- [WHAT IS NEEDED] Produce an exact copy of all the records.

- [SUPPLIED INFORMATION]
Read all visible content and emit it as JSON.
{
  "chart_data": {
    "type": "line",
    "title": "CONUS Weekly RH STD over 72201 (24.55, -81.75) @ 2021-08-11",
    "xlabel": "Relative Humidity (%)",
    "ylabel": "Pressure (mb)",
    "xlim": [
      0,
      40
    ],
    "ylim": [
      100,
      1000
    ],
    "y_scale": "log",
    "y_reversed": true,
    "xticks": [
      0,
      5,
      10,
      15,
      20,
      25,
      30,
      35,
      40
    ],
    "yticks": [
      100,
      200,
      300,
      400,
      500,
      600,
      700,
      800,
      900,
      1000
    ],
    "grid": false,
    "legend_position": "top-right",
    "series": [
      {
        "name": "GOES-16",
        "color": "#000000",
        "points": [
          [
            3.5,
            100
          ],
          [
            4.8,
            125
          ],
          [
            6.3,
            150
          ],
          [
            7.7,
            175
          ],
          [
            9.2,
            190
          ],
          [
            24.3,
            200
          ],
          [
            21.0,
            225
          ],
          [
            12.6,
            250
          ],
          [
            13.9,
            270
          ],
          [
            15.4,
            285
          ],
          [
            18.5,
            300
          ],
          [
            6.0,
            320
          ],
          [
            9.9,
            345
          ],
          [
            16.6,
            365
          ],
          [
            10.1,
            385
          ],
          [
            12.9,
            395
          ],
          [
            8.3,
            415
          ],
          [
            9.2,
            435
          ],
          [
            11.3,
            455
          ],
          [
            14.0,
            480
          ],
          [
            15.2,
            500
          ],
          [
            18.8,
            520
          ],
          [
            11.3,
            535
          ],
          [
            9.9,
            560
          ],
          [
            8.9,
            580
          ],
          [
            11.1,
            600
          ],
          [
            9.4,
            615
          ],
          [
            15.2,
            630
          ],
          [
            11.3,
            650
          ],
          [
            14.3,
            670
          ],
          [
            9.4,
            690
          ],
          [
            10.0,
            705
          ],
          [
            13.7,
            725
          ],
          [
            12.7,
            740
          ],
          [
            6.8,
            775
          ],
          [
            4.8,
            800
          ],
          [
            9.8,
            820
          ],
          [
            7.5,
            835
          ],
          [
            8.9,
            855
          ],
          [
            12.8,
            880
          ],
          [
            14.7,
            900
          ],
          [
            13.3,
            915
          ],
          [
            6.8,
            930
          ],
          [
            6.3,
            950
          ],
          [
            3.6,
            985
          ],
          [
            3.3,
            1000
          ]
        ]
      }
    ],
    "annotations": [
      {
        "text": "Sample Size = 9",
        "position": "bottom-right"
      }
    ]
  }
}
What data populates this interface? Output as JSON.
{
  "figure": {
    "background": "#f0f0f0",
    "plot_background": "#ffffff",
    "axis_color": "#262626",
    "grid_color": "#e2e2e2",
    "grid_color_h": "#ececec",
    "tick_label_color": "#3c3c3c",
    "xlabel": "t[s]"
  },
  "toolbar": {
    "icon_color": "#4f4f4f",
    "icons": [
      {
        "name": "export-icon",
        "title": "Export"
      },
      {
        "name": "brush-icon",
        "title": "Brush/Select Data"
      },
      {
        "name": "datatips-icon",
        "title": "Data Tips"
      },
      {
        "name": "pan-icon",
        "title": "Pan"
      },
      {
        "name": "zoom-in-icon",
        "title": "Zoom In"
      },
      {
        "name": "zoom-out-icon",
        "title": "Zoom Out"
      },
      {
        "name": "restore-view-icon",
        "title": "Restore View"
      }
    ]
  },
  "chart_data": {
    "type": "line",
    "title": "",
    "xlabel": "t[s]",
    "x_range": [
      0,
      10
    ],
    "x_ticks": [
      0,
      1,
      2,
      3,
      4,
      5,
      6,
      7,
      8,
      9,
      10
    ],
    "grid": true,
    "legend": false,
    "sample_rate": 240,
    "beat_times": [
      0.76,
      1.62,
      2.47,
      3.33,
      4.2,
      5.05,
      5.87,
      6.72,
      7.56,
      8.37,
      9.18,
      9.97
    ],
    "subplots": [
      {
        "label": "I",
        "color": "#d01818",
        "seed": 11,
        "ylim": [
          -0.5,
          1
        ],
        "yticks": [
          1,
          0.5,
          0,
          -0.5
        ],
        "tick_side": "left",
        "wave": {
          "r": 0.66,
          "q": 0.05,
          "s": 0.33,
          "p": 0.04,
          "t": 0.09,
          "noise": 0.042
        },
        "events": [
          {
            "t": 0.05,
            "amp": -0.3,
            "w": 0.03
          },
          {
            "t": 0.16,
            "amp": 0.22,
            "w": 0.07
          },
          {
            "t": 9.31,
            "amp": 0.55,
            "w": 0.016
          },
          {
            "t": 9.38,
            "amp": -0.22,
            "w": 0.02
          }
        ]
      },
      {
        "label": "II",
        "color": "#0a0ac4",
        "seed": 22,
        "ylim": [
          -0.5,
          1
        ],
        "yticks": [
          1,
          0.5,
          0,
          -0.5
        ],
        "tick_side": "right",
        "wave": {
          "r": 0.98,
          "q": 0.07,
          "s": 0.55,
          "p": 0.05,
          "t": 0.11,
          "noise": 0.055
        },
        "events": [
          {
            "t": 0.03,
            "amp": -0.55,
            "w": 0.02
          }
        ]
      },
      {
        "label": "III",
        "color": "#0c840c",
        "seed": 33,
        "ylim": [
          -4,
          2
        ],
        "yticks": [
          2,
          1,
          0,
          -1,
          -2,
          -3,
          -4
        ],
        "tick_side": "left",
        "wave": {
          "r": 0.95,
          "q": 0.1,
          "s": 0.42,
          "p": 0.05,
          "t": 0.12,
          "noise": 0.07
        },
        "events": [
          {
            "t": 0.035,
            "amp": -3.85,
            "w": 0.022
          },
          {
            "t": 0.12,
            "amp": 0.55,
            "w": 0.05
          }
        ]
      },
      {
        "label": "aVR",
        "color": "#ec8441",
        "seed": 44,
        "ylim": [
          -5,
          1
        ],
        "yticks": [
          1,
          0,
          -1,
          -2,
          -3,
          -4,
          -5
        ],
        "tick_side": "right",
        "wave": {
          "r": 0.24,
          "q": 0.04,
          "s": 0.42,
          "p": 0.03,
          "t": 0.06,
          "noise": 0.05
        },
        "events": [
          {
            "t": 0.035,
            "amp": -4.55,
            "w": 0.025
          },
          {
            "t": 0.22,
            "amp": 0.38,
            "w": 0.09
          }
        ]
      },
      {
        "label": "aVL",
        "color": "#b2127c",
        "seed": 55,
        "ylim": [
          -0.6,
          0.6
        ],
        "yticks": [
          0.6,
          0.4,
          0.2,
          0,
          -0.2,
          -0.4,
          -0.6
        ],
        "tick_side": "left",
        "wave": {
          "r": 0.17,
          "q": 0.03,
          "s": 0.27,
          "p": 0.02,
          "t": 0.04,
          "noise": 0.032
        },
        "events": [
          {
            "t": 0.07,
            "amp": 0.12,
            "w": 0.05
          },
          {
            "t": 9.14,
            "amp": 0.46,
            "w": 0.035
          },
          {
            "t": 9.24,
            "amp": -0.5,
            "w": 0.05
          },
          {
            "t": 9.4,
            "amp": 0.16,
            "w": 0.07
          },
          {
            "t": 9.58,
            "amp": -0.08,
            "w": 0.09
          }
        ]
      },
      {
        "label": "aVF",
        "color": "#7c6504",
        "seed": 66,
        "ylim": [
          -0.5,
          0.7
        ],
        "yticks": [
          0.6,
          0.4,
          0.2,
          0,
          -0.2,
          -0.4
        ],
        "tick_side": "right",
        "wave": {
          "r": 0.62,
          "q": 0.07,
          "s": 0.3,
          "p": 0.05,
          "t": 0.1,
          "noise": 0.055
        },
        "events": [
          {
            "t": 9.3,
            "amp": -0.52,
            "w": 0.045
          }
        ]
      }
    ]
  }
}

- [EXERCISE ANSWER]
Read all visible content and emit it as JSON.
{
  "chart_data": {
    "type": "line",
    "title": "CONUS Weekly RH STD over 72201 (24.55, -81.75) @ 2021-08-11",
    "xlabel": "Relative Humidity (%)",
    "ylabel": "Pressure (mb)",
    "xlim": [
      0,
      40
    ],
    "ylim": [
      100,
      1000
    ],
    "y_scale": "log",
    "y_reversed": true,
    "xticks": [
      0,
      5,
      10,
      15,
      20,
      25,
      30,
      35,
      40
    ],
    "yticks": [
      100,
      200,
      300,
      400,
      500,
      600,
      700,
      800,
      900,
      1000
    ],
    "grid": false,
    "legend_position": "top-right",
    "series": [
      {
        "name": "GOES-16",
        "color": "#000000",
        "points": [
          [
            3.5,
            100
          ],
          [
            4.8,
            125
          ],
          [
            6.3,
            150
          ],
          [
            7.7,
            175
          ],
          [
            9.2,
            190
          ],
          [
            24.3,
            200
          ],
          [
            21.0,
            225
          ],
          [
            12.6,
            250
          ],
          [
            13.9,
            270
          ],
          [
            15.4,
            285
          ],
          [
            18.5,
            300
          ],
          [
            6.0,
            320
          ],
          [
            9.9,
            345
          ],
          [
            16.6,
            365
          ],
          [
            10.1,
            385
          ],
          [
            12.9,
            395
          ],
          [
            8.3,
            415
          ],
          [
            9.2,
            435
          ],
          [
            11.3,
            455
          ],
          [
            14.0,
            480
          ],
          [
            15.2,
            500
          ],
          [
            18.8,
            520
          ],
          [
            11.3,
            535
          ],
          [
            9.9,
            560
          ],
          [
            8.9,
            580
          ],
          [
            11.1,
            600
          ],
          [
            9.4,
            615
          ],
          [
            15.2,
            630
          ],
          [
            11.3,
            650
          ],
          [
            14.3,
            670
          ],
          [
            9.4,
            690
          ],
          [
            10.0,
            705
          ],
          [
            13.7,
            725
          ],
          [
            12.7,
            740
          ],
          [
            6.8,
            775
          ],
          [
            4.8,
            800
          ],
          [
            9.8,
            820
          ],
          [
            7.5,
            835
          ],
          [
            8.9,
            855
          ],
          [
            12.8,
            880
          ],
          [
            14.7,
            900
          ],
          [
            13.3,
            915
          ],
          [
            6.8,
            930
          ],
          [
            6.3,
            950
          ],
          [
            3.6,
            985
          ],
          [
            3.3,
            1000
          ]
        ]
      }
    ],
    "annotations": [
      {
        "text": "Sample Size = 9",
        "position": "bottom-right"
      }
    ]
  }
}
What data populates this interface? Output as JSON.
{
  "figure": {
    "background": "#f0f0f0",
    "plot_background": "#ffffff",
    "axis_color": "#262626",
    "grid_color": "#e2e2e2",
    "grid_color_h": "#ececec",
    "tick_label_color": "#3c3c3c",
    "xlabel": "t[s]"
  },
  "toolbar": {
    "icon_color": "#4f4f4f",
    "icons": [
      {
        "name": "export-icon",
        "title": "Export"
      },
      {
        "name": "brush-icon",
        "title": "Brush/Select Data"
      },
      {
        "name": "datatips-icon",
        "title": "Data Tips"
      },
      {
        "name": "pan-icon",
        "title": "Pan"
      },
      {
        "name": "zoom-in-icon",
        "title": "Zoom In"
      },
      {
        "name": "zoom-out-icon",
        "title": "Zoom Out"
      },
      {
        "name": "restore-view-icon",
        "title": "Restore View"
      }
    ]
  },
  "chart_data": {
    "type": "line",
    "title": "",
    "xlabel": "t[s]",
    "x_range": [
      0,
      10
    ],
    "x_ticks": [
      0,
      1,
      2,
      3,
      4,
      5,
      6,
      7,
      8,
      9,
      10
    ],
    "grid": true,
    "legend": false,
    "sample_rate": 240,
    "beat_times": [
      0.76,
      1.62,
      2.47,
      3.33,
      4.2,
      5.05,
      5.87,
      6.72,
      7.56,
      8.37,
      9.18,
      9.97
    ],
    "subplots": [
      {
        "label": "I",
        "color": "#d01818",
        "seed": 11,
        "ylim": [
          -0.5,
          1
        ],
        "yticks": [
          1,
          0.5,
          0,
          -0.5
        ],
        "tick_side": "left",
        "wave": {
          "r": 0.66,
          "q": 0.05,
          "s": 0.33,
          "p": 0.04,
          "t": 0.09,
          "noise": 0.042
        },
        "events": [
          {
            "t": 0.05,
            "amp": -0.3,
            "w": 0.03
          },
          {
            "t": 0.16,
            "amp": 0.22,
            "w": 0.07
          },
          {
            "t": 9.31,
            "amp": 0.55,
            "w": 0.016
          },
          {
            "t": 9.38,
            "amp": -0.22,
            "w": 0.02
          }
        ]
      },
      {
        "label": "II",
        "color": "#0a0ac4",
        "seed": 22,
        "ylim": [
          -0.5,
          1
        ],
        "yticks": [
          1,
          0.5,
          0,
          -0.5
        ],
        "tick_side": "right",
        "wave": {
          "r": 0.98,
          "q": 0.07,
          "s": 0.55,
          "p": 0.05,
          "t": 0.11,
          "noise": 0.055
        },
        "events": [
          {
            "t": 0.03,
            "amp": -0.55,
            "w": 0.02
          }
        ]
      },
      {
        "label": "III",
        "color": "#0c840c",
        "seed": 33,
        "ylim": [
          -4,
          2
        ],
        "yticks": [
          2,
          1,
          0,
          -1,
          -2,
          -3,
          -4
        ],
        "tick_side": "left",
        "wave": {
          "r": 0.95,
          "q": 0.1,
          "s": 0.42,
          "p": 0.05,
          "t": 0.12,
          "noise": 0.07
        },
        "events": [
          {
            "t": 0.035,
            "amp": -3.85,
            "w": 0.022
          },
          {
            "t": 0.12,
            "amp": 0.55,
            "w": 0.05
          }
        ]
      },
      {
        "label": "aVR",
        "color": "#ec8441",
        "seed": 44,
        "ylim": [
          -5,
          1
        ],
        "yticks": [
          1,
          0,
          -1,
          -2,
          -3,
          -4,
          -5
        ],
        "tick_side": "right",
        "wave": {
          "r": 0.24,
          "q": 0.04,
          "s": 0.42,
          "p": 0.03,
          "t": 0.06,
          "noise": 0.05
        },
        "events": [
          {
            "t": 0.035,
            "amp": -4.55,
            "w": 0.025
          },
          {
            "t": 0.22,
            "amp": 0.38,
            "w": 0.09
          }
        ]
      },
      {
        "label": "aVL",
        "color": "#b2127c",
        "seed": 55,
        "ylim": [
          -0.6,
          0.6
        ],
        "yticks": [
          0.6,
          0.4,
          0.2,
          0,
          -0.2,
          -0.4,
          -0.6
        ],
        "tick_side": "left",
        "wave": {
          "r": 0.17,
          "q": 0.03,
          "s": 0.27,
          "p": 0.02,
          "t": 0.04,
          "noise": 0.032
        },
        "events": [
          {
            "t": 0.07,
            "amp": 0.12,
            "w": 0.05
          },
          {
            "t": 9.14,
            "amp": 0.46,
            "w": 0.035
          },
          {
            "t": 9.24,
            "amp": -0.5,
            "w": 0.05
          },
          {
            "t": 9.4,
            "amp": 0.16,
            "w": 0.07
          },
          {
            "t": 9.58,
            "amp": -0.08,
            "w": 0.09
          }
        ]
      },
      {
        "label": "aVF",
        "color": "#7c6504",
        "seed": 66,
        "ylim": [
          -0.5,
          0.7
        ],
        "yticks": [
          0.6,
          0.4,
          0.2,
          0,
          -0.2,
          -0.4
        ],
        "tick_side": "right",
        "wave": {
          "r": 0.62,
          "q": 0.07,
          "s": 0.3,
          "p": 0.05,
          "t": 0.1,
          "noise": 0.055
        },
        "events": [
          {
            "t": 9.3,
            "amp": -0.52,
            "w": 0.045
          }
        ]
      }
    ]
  }
}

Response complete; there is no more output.